Now, let me fast forward from the 1860s, or from the 1930s, when DuBois wrote “Black Reconstruction” to the 21st century. Um, earlier this afternoon, this is the second time I’ve spoken in Lynnwood… 

But earlier this afternoon I spoke about the wonderful serendipity of Martin Luther King’s birthday falling on the same day as the second inauguration of the first black president. 

*crowd applauds*

And you know that, when Obama was elected many people were recalling that Robert Kennedy said, in 1968, that it would take 40 years to elect a black president. But what people didn’t acknowledge was that Dr. King had said, “No, it won’t take that long. We should have a black president in 20 years.” Turns out Kennedy was right. 

(again, MLK Day Celebration, and here she is knocking him for his optimism and idealism. Sweet!)

But the first victory was the result of unprecedented mobilizations of labor, of young people, communities of color, women, LGBTQ communities, anti-war communities… and this mobilization achieved what many people thought was impossible. The election of a black man to the presidency of the United States. 

And of course, when Obama was elected the first time, so many people said they never expected to witness the election of a black president in their lifetimes. But later, I suppose, many of them began to think that it was impossible for a black man to ACT like a president of the United States. 

But, that after all, is what he is. The country did not change as a result of the election of a black president. And I think many people forgot they were electing a president of the same old Imperialist militarist racist anti-union, United States of America. 

*crowd cheers*

(Must be why you’re a tenured professor with 8 books under her belt…damn that racist America!)

But nonetheless, what was achieved was extremely important. Do not forget that, even if the last four years have not been what they hoped they would be. When the economy crashed, many people expected Obama to be the 21st century FDR. Right? With new economic and social programs that would pull us out of this recession/depression.

▶ **Information shown**:
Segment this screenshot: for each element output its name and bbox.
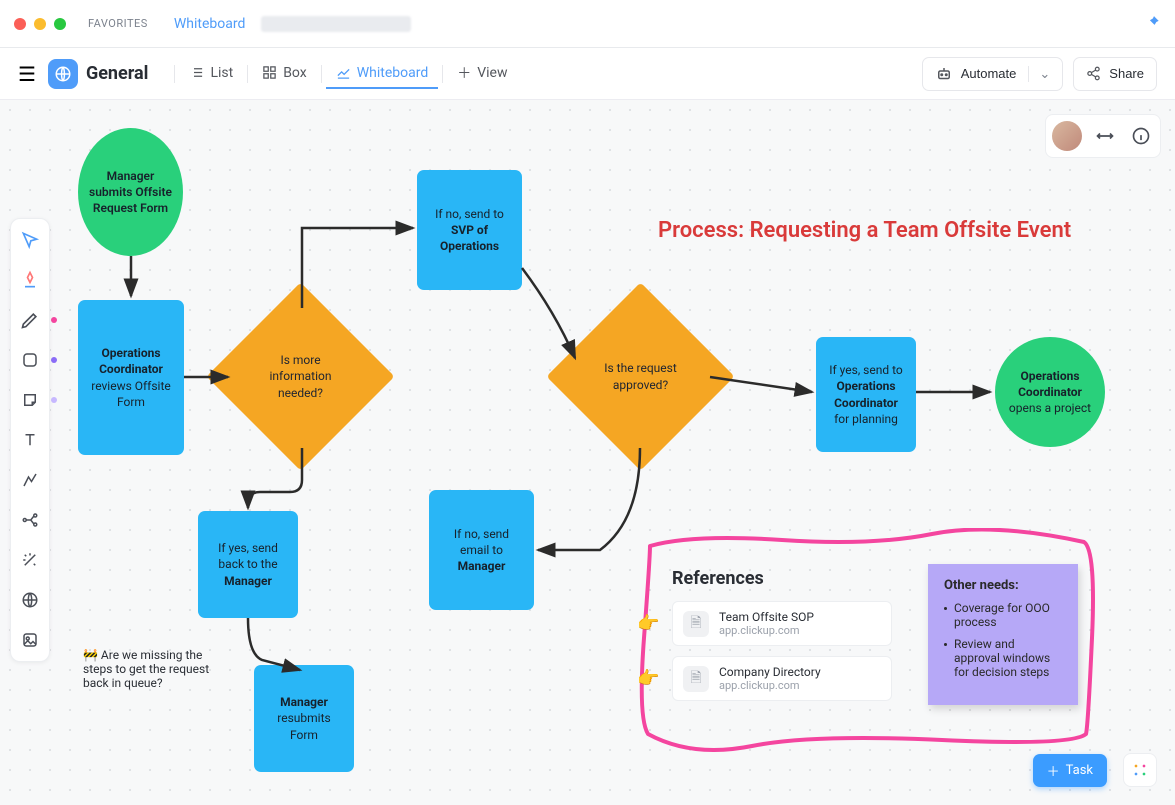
references-title: References — [672, 568, 892, 589]
window-traffic-lights[interactable] — [14, 18, 66, 30]
tab-add-view[interactable]: ＋ View — [447, 57, 517, 91]
space-title[interactable]: General — [86, 63, 149, 84]
tab-box[interactable]: Box — [252, 59, 317, 89]
tab-list-label: List — [210, 65, 233, 81]
node-resubmit-text: Manager resubmits Form — [264, 694, 344, 743]
node-decision-approved-text: Is the request approved? — [596, 360, 686, 392]
node-decision-info[interactable]: Is more information needed? — [206, 282, 394, 470]
canvas-comment[interactable]: 🚧 Are we missing the steps to get the re… — [83, 648, 218, 690]
share-label: Share — [1109, 66, 1144, 81]
pointing-hand-icon: 👉 — [637, 668, 659, 689]
node-back-to-manager-text: If yes, send back to the Manager — [208, 540, 288, 589]
new-task-label: Task — [1066, 763, 1093, 778]
node-back-to-manager[interactable]: If yes, send back to the Manager — [198, 511, 298, 618]
whiteboard-canvas[interactable]: Process: Requesting a Team Offsite Event… — [0, 100, 1175, 805]
node-start-text: Manager submits Offsite Request Form — [88, 168, 173, 217]
references-panel: References 👉 🗎 Team Offsite SOP app.clic… — [672, 568, 892, 711]
tool-pen[interactable] — [17, 307, 43, 333]
tool-magic[interactable] — [17, 547, 43, 573]
info-icon[interactable] — [1128, 123, 1154, 149]
window-titlebar: FAVORITES Whiteboard — [0, 0, 1175, 48]
tool-text[interactable] — [17, 427, 43, 453]
node-svp-text: If no, send to SVP of Operations — [427, 206, 512, 255]
tool-connector[interactable] — [17, 467, 43, 493]
node-resubmit[interactable]: Manager resubmits Form — [254, 665, 354, 772]
menu-icon[interactable]: ☰ — [18, 62, 36, 86]
reference-source: app.clickup.com — [719, 679, 821, 692]
tab-add-view-label: View — [477, 65, 507, 81]
tool-shapes-ai[interactable] — [17, 267, 43, 293]
chevron-down-icon[interactable]: ⌄ — [1028, 66, 1050, 82]
space-icon[interactable] — [48, 59, 78, 89]
robot-icon — [935, 65, 953, 83]
reference-source: app.clickup.com — [719, 624, 814, 637]
sticky-item: Coverage for OOO process — [944, 601, 1062, 629]
fit-width-icon[interactable] — [1092, 123, 1118, 149]
tab-whiteboard-label: Whiteboard — [357, 65, 429, 81]
node-decision-info-text: Is more information needed? — [256, 352, 346, 401]
document-icon: 🗎 — [683, 666, 709, 692]
app-launcher-icon[interactable] — [1123, 753, 1157, 787]
sticky-title: Other needs: — [944, 578, 1062, 593]
favorites-label: FAVORITES — [88, 17, 148, 30]
user-avatar[interactable] — [1052, 121, 1082, 151]
node-send-planning-text: If yes, send to Operations Coordinator f… — [826, 362, 906, 427]
share-button[interactable]: Share — [1073, 57, 1157, 91]
node-decision-approved[interactable]: Is the request approved? — [546, 282, 734, 470]
node-review-text: Operations Coordinator reviews Offsite F… — [88, 345, 174, 410]
share-icon — [1086, 66, 1101, 81]
view-header: ☰ General List Box Whiteboard ＋ View Aut… — [0, 48, 1175, 100]
node-deny-email[interactable]: If no, send email to Manager — [429, 490, 534, 610]
sticky-note[interactable]: Other needs: Coverage for OOO process Re… — [928, 564, 1078, 705]
breadcrumb-redacted — [261, 16, 411, 32]
automate-label: Automate — [961, 66, 1017, 81]
breadcrumb-whiteboard[interactable]: Whiteboard — [174, 16, 246, 32]
tab-list[interactable]: List — [179, 59, 243, 89]
zoom-window-icon[interactable] — [54, 18, 66, 30]
reference-item[interactable]: 👉 🗎 Company Directory app.clickup.com — [672, 656, 892, 701]
node-start[interactable]: Manager submits Offsite Request Form — [78, 128, 183, 256]
pointing-hand-icon: 👉 — [637, 613, 659, 634]
references-group[interactable]: References 👉 🗎 Team Offsite SOP app.clic… — [632, 528, 1102, 752]
reference-title: Team Offsite SOP — [719, 610, 814, 624]
plus-icon: ＋ — [457, 63, 471, 83]
sticky-item: Review and approval windows for decision… — [944, 637, 1062, 679]
reference-title: Company Directory — [719, 665, 821, 679]
tab-whiteboard[interactable]: Whiteboard — [326, 59, 439, 89]
tab-box-label: Box — [283, 65, 307, 81]
automate-button[interactable]: Automate ⌄ — [922, 57, 1064, 91]
whiteboard-icon — [336, 65, 351, 80]
box-icon — [262, 65, 277, 80]
node-end-text: Operations Coordinator opens a project — [1005, 368, 1095, 417]
tool-web[interactable] — [17, 587, 43, 613]
tool-mindmap[interactable] — [17, 507, 43, 533]
plus-icon: ＋ — [1047, 761, 1060, 780]
list-icon — [189, 65, 204, 80]
tool-cursor[interactable] — [17, 227, 43, 253]
pin-icon[interactable] — [1147, 15, 1161, 33]
close-window-icon[interactable] — [14, 18, 26, 30]
canvas-top-controls — [1045, 114, 1161, 158]
document-icon: 🗎 — [683, 611, 709, 637]
minimize-window-icon[interactable] — [34, 18, 46, 30]
node-deny-email-text: If no, send email to Manager — [439, 526, 524, 575]
new-task-button[interactable]: ＋ Task — [1033, 754, 1107, 787]
tool-image[interactable] — [17, 627, 43, 653]
node-end[interactable]: Operations Coordinator opens a project — [995, 337, 1105, 447]
node-review[interactable]: Operations Coordinator reviews Offsite F… — [78, 300, 184, 455]
node-send-planning[interactable]: If yes, send to Operations Coordinator f… — [816, 337, 916, 452]
reference-item[interactable]: 👉 🗎 Team Offsite SOP app.clickup.com — [672, 601, 892, 646]
tool-sticky[interactable] — [17, 387, 43, 413]
process-title[interactable]: Process: Requesting a Team Offsite Event — [658, 218, 1071, 243]
tool-shape[interactable] — [17, 347, 43, 373]
whiteboard-toolbar — [10, 218, 50, 662]
node-svp[interactable]: If no, send to SVP of Operations — [417, 170, 522, 290]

▶ **Short exercise**:
Using the excerpt above, answer each question briefly:
(a) In what year did Robert Kennedy say it would take 40 years to elect a black president?
(b) According to the speaker, how many years did Dr. King say it should take to have a black president?
(c) When the economy crashed, whom did many people expect Obama to be?

▶ **Exercise result**:
(a) 1968
(b) 20 years
(c) The 21st century FDR